GIVEN ENTRIES:
======
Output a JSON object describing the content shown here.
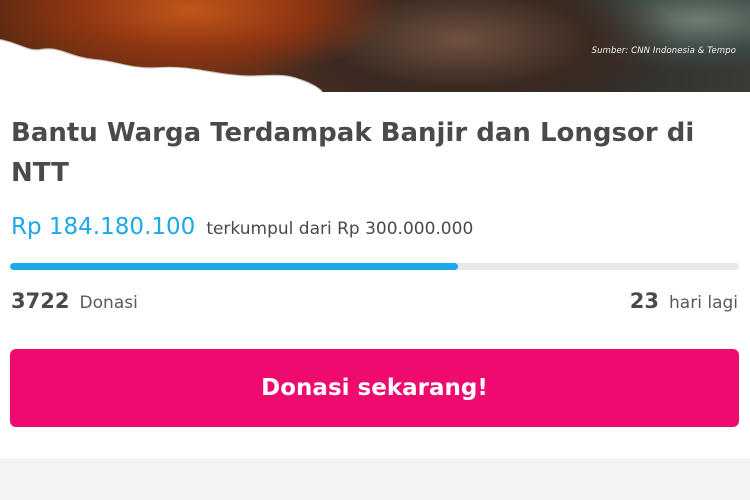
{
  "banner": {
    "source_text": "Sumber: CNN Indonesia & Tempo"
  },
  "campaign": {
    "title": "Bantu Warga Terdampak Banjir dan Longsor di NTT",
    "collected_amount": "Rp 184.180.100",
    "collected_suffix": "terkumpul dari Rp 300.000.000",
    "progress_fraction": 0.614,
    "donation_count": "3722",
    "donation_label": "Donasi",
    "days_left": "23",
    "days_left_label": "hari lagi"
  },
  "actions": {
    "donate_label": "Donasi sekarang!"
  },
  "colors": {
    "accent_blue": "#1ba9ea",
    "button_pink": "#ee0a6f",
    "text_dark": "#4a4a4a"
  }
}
======
YOUR OBJECTIVE:
Reproduce all the entries that precede this task, word for word, minus any pictures.

SOLVED PROBLEM:
Output a JSON object describing the content shown here.
{
  "banner": {
    "source_text": "Sumber: CNN Indonesia & Tempo"
  },
  "campaign": {
    "title": "Bantu Warga Terdampak Banjir dan Longsor di NTT",
    "collected_amount": "Rp 184.180.100",
    "collected_suffix": "terkumpul dari Rp 300.000.000",
    "progress_fraction": 0.614,
    "donation_count": "3722",
    "donation_label": "Donasi",
    "days_left": "23",
    "days_left_label": "hari lagi"
  },
  "actions": {
    "donate_label": "Donasi sekarang!"
  },
  "colors": {
    "accent_blue": "#1ba9ea",
    "button_pink": "#ee0a6f",
    "text_dark": "#4a4a4a"
  }
}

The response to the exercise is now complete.